- **WHAT YOU NEED TO DO**
Without skipping anything, write out each record below exactly.

[BEGIN THE INPUT]

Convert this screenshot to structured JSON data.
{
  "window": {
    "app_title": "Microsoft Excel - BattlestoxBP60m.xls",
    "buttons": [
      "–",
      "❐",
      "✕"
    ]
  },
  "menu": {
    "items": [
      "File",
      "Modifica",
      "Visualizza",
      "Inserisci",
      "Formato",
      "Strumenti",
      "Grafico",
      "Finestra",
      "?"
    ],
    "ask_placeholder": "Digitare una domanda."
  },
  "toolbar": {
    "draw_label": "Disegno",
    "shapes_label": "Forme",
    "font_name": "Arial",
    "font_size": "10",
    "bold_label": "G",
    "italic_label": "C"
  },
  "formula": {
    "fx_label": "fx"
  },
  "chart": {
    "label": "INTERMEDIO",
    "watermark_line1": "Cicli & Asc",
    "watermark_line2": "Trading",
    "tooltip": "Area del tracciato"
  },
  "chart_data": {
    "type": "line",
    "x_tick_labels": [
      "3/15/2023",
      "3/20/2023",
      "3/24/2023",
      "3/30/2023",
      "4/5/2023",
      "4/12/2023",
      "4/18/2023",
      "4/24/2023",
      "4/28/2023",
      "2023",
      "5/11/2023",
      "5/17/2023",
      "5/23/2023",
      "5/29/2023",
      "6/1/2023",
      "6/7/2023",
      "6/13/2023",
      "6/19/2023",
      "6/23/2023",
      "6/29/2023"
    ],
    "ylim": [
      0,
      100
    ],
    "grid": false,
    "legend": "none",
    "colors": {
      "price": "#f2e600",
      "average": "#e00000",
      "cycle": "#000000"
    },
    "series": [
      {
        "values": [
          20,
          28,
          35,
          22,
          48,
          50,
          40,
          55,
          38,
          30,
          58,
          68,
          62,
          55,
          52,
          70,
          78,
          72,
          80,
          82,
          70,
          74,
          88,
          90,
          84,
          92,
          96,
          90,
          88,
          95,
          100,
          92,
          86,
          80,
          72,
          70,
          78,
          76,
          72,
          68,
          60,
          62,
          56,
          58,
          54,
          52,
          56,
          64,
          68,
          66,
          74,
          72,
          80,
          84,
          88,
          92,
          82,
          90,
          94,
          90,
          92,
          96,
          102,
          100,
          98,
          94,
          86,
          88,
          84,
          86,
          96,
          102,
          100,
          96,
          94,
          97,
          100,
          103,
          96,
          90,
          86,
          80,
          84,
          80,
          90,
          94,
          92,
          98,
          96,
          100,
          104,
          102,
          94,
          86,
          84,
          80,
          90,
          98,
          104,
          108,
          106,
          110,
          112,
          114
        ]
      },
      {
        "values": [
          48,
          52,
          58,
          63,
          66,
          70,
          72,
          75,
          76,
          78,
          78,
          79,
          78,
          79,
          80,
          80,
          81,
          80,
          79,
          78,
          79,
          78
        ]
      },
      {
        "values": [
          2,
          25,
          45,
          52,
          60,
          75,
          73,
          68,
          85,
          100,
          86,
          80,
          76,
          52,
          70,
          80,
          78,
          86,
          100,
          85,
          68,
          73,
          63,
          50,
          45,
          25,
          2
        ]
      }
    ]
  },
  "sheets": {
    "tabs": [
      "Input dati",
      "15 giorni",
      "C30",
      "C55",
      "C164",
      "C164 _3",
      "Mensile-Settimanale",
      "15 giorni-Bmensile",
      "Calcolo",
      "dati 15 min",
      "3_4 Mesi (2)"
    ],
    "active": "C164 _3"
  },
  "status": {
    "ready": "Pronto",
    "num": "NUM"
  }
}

[END THE INPUT]

- **THE SOLUTION**
Convert this screenshot to structured JSON data.
{
  "window": {
    "app_title": "Microsoft Excel - BattlestoxBP60m.xls",
    "buttons": [
      "–",
      "❐",
      "✕"
    ]
  },
  "menu": {
    "items": [
      "File",
      "Modifica",
      "Visualizza",
      "Inserisci",
      "Formato",
      "Strumenti",
      "Grafico",
      "Finestra",
      "?"
    ],
    "ask_placeholder": "Digitare una domanda."
  },
  "toolbar": {
    "draw_label": "Disegno",
    "shapes_label": "Forme",
    "font_name": "Arial",
    "font_size": "10",
    "bold_label": "G",
    "italic_label": "C"
  },
  "formula": {
    "fx_label": "fx"
  },
  "chart": {
    "label": "INTERMEDIO",
    "watermark_line1": "Cicli & Asc",
    "watermark_line2": "Trading",
    "tooltip": "Area del tracciato"
  },
  "chart_data": {
    "type": "line",
    "x_tick_labels": [
      "3/15/2023",
      "3/20/2023",
      "3/24/2023",
      "3/30/2023",
      "4/5/2023",
      "4/12/2023",
      "4/18/2023",
      "4/24/2023",
      "4/28/2023",
      "2023",
      "5/11/2023",
      "5/17/2023",
      "5/23/2023",
      "5/29/2023",
      "6/1/2023",
      "6/7/2023",
      "6/13/2023",
      "6/19/2023",
      "6/23/2023",
      "6/29/2023"
    ],
    "ylim": [
      0,
      100
    ],
    "grid": false,
    "legend": "none",
    "colors": {
      "price": "#f2e600",
      "average": "#e00000",
      "cycle": "#000000"
    },
    "series": [
      {
        "values": [
          20,
          28,
          35,
          22,
          48,
          50,
          40,
          55,
          38,
          30,
          58,
          68,
          62,
          55,
          52,
          70,
          78,
          72,
          80,
          82,
          70,
          74,
          88,
          90,
          84,
          92,
          96,
          90,
          88,
          95,
          100,
          92,
          86,
          80,
          72,
          70,
          78,
          76,
          72,
          68,
          60,
          62,
          56,
          58,
          54,
          52,
          56,
          64,
          68,
          66,
          74,
          72,
          80,
          84,
          88,
          92,
          82,
          90,
          94,
          90,
          92,
          96,
          102,
          100,
          98,
          94,
          86,
          88,
          84,
          86,
          96,
          102,
          100,
          96,
          94,
          97,
          100,
          103,
          96,
          90,
          86,
          80,
          84,
          80,
          90,
          94,
          92,
          98,
          96,
          100,
          104,
          102,
          94,
          86,
          84,
          80,
          90,
          98,
          104,
          108,
          106,
          110,
          112,
          114
        ]
      },
      {
        "values": [
          48,
          52,
          58,
          63,
          66,
          70,
          72,
          75,
          76,
          78,
          78,
          79,
          78,
          79,
          80,
          80,
          81,
          80,
          79,
          78,
          79,
          78
        ]
      },
      {
        "values": [
          2,
          25,
          45,
          52,
          60,
          75,
          73,
          68,
          85,
          100,
          86,
          80,
          76,
          52,
          70,
          80,
          78,
          86,
          100,
          85,
          68,
          73,
          63,
          50,
          45,
          25,
          2
        ]
      }
    ]
  },
  "sheets": {
    "tabs": [
      "Input dati",
      "15 giorni",
      "C30",
      "C55",
      "C164",
      "C164 _3",
      "Mensile-Settimanale",
      "15 giorni-Bmensile",
      "Calcolo",
      "dati 15 min",
      "3_4 Mesi (2)"
    ],
    "active": "C164 _3"
  },
  "status": {
    "ready": "Pronto",
    "num": "NUM"
  }
}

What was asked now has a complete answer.